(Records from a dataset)
- - -

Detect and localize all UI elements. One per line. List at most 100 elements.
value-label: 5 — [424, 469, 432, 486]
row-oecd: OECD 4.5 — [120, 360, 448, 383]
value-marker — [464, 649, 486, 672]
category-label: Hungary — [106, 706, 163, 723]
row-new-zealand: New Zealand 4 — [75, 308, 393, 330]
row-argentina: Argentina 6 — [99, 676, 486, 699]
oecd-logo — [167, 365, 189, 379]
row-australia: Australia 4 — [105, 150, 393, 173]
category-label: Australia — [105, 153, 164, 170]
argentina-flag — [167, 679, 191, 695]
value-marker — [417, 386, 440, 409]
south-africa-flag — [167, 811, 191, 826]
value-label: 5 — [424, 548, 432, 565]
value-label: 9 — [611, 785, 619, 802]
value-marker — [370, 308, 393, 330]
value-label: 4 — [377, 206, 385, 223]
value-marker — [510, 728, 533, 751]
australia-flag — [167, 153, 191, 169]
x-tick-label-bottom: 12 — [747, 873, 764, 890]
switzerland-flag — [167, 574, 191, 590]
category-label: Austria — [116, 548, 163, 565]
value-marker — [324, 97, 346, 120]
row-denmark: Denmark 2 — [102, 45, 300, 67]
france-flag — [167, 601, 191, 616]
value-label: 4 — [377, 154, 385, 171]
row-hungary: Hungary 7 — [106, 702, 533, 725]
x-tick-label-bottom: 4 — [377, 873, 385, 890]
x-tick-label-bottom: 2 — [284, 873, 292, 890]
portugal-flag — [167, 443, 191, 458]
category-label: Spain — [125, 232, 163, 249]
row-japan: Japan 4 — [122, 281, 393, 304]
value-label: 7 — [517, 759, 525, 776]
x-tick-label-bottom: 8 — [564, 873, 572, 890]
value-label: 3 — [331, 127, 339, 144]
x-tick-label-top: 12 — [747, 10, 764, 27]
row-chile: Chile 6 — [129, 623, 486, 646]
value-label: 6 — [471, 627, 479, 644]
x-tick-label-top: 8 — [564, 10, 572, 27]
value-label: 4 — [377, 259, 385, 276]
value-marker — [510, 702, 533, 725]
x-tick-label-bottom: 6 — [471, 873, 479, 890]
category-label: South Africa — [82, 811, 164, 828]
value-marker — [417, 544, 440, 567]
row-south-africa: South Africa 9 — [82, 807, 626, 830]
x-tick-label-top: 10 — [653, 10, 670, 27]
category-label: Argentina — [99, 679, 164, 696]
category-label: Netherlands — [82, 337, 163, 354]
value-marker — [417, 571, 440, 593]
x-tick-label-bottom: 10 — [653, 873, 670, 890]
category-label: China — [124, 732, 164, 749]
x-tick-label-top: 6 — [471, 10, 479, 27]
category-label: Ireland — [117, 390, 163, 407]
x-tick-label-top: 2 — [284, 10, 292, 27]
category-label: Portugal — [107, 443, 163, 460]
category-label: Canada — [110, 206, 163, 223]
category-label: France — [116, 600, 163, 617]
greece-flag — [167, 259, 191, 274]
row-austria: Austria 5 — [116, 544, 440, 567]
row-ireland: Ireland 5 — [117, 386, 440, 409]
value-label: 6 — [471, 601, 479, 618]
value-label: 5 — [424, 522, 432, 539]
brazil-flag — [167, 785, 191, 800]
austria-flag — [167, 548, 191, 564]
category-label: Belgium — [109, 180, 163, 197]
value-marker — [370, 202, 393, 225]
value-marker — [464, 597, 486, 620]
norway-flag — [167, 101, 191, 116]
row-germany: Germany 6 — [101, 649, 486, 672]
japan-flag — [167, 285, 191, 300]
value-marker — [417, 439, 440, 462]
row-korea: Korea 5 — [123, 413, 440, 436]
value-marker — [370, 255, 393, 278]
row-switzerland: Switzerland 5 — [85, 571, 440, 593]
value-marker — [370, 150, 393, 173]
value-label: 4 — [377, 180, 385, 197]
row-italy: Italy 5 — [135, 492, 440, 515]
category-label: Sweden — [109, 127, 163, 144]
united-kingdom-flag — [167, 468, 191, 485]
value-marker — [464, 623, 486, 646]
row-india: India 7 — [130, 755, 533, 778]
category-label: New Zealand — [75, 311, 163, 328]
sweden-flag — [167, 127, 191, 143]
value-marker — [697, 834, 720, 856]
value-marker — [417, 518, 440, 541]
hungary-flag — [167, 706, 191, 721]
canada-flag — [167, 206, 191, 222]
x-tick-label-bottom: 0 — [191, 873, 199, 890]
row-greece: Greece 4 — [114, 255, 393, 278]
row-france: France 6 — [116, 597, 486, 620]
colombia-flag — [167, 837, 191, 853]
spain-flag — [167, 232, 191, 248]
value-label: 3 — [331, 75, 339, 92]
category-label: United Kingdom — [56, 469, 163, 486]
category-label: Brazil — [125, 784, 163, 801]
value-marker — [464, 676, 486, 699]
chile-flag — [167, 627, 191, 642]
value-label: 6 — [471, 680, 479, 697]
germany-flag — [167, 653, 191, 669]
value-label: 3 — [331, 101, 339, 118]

- - -

YOUR TASK: Copy all of the data above line for line, with no changes.

WRITTEN RESPONSE:
Detect and localize all UI elements. One per line. List at most 100 elements.
value-label: 5 — [424, 469, 432, 486]
row-oecd: OECD 4.5 — [120, 360, 448, 383]
value-marker — [464, 649, 486, 672]
category-label: Hungary — [106, 706, 163, 723]
row-new-zealand: New Zealand 4 — [75, 308, 393, 330]
row-argentina: Argentina 6 — [99, 676, 486, 699]
oecd-logo — [167, 365, 189, 379]
row-australia: Australia 4 — [105, 150, 393, 173]
category-label: Australia — [105, 153, 164, 170]
argentina-flag — [167, 679, 191, 695]
value-marker — [417, 386, 440, 409]
south-africa-flag — [167, 811, 191, 826]
value-label: 5 — [424, 548, 432, 565]
value-label: 9 — [611, 785, 619, 802]
value-marker — [370, 308, 393, 330]
value-label: 4 — [377, 206, 385, 223]
value-marker — [510, 728, 533, 751]
australia-flag — [167, 153, 191, 169]
x-tick-label-bottom: 12 — [747, 873, 764, 890]
switzerland-flag — [167, 574, 191, 590]
category-label: Austria — [116, 548, 163, 565]
value-marker — [324, 97, 346, 120]
row-denmark: Denmark 2 — [102, 45, 300, 67]
france-flag — [167, 601, 191, 616]
value-label: 4 — [377, 154, 385, 171]
row-hungary: Hungary 7 — [106, 702, 533, 725]
x-tick-label-bottom: 4 — [377, 873, 385, 890]
x-tick-label-bottom: 2 — [284, 873, 292, 890]
portugal-flag — [167, 443, 191, 458]
category-label: Spain — [125, 232, 163, 249]
row-japan: Japan 4 — [122, 281, 393, 304]
value-label: 7 — [517, 759, 525, 776]
x-tick-label-bottom: 8 — [564, 873, 572, 890]
value-label: 3 — [331, 127, 339, 144]
x-tick-label-top: 12 — [747, 10, 764, 27]
row-chile: Chile 6 — [129, 623, 486, 646]
value-label: 6 — [471, 627, 479, 644]
x-tick-label-top: 8 — [564, 10, 572, 27]
value-label: 4 — [377, 259, 385, 276]
value-marker — [510, 702, 533, 725]
x-tick-label-bottom: 6 — [471, 873, 479, 890]
category-label: South Africa — [82, 811, 164, 828]
value-marker — [417, 544, 440, 567]
row-south-africa: South Africa 9 — [82, 807, 626, 830]
x-tick-label-top: 10 — [653, 10, 670, 27]
category-label: Argentina — [99, 679, 164, 696]
category-label: Netherlands — [82, 337, 163, 354]
value-marker — [417, 571, 440, 593]
x-tick-label-bottom: 10 — [653, 873, 670, 890]
category-label: China — [124, 732, 164, 749]
x-tick-label-top: 6 — [471, 10, 479, 27]
category-label: Ireland — [117, 390, 163, 407]
x-tick-label-top: 2 — [284, 10, 292, 27]
category-label: Portugal — [107, 443, 163, 460]
category-label: Canada — [110, 206, 163, 223]
category-label: France — [116, 600, 163, 617]
greece-flag — [167, 259, 191, 274]
row-austria: Austria 5 — [116, 544, 440, 567]
row-ireland: Ireland 5 — [117, 386, 440, 409]
value-label: 6 — [471, 601, 479, 618]
value-label: 5 — [424, 522, 432, 539]
brazil-flag — [167, 785, 191, 800]
austria-flag — [167, 548, 191, 564]
category-label: Belgium — [109, 180, 163, 197]
value-marker — [370, 202, 393, 225]
value-marker — [464, 597, 486, 620]
norway-flag — [167, 101, 191, 116]
row-germany: Germany 6 — [101, 649, 486, 672]
japan-flag — [167, 285, 191, 300]
value-marker — [417, 439, 440, 462]
row-korea: Korea 5 — [123, 413, 440, 436]
value-marker — [370, 255, 393, 278]
row-switzerland: Switzerland 5 — [85, 571, 440, 593]
value-marker — [370, 150, 393, 173]
value-label: 4 — [377, 180, 385, 197]
row-italy: Italy 5 — [135, 492, 440, 515]
category-label: Sweden — [109, 127, 163, 144]
united-kingdom-flag — [167, 468, 191, 485]
value-marker — [464, 623, 486, 646]
row-india: India 7 — [130, 755, 533, 778]
category-label: New Zealand — [75, 311, 163, 328]
sweden-flag — [167, 127, 191, 143]
value-marker — [697, 834, 720, 856]
value-marker — [417, 518, 440, 541]
hungary-flag — [167, 706, 191, 721]
canada-flag — [167, 206, 191, 222]
x-tick-label-bottom: 0 — [191, 873, 199, 890]
row-greece: Greece 4 — [114, 255, 393, 278]
row-france: France 6 — [116, 597, 486, 620]
colombia-flag — [167, 837, 191, 853]
spain-flag — [167, 232, 191, 248]
value-label: 3 — [331, 75, 339, 92]
category-label: United Kingdom — [56, 469, 163, 486]
category-label: Brazil — [125, 784, 163, 801]
value-marker — [464, 676, 486, 699]
chile-flag — [167, 627, 191, 642]
value-label: 6 — [471, 680, 479, 697]
germany-flag — [167, 653, 191, 669]
value-label: 3 — [331, 101, 339, 118]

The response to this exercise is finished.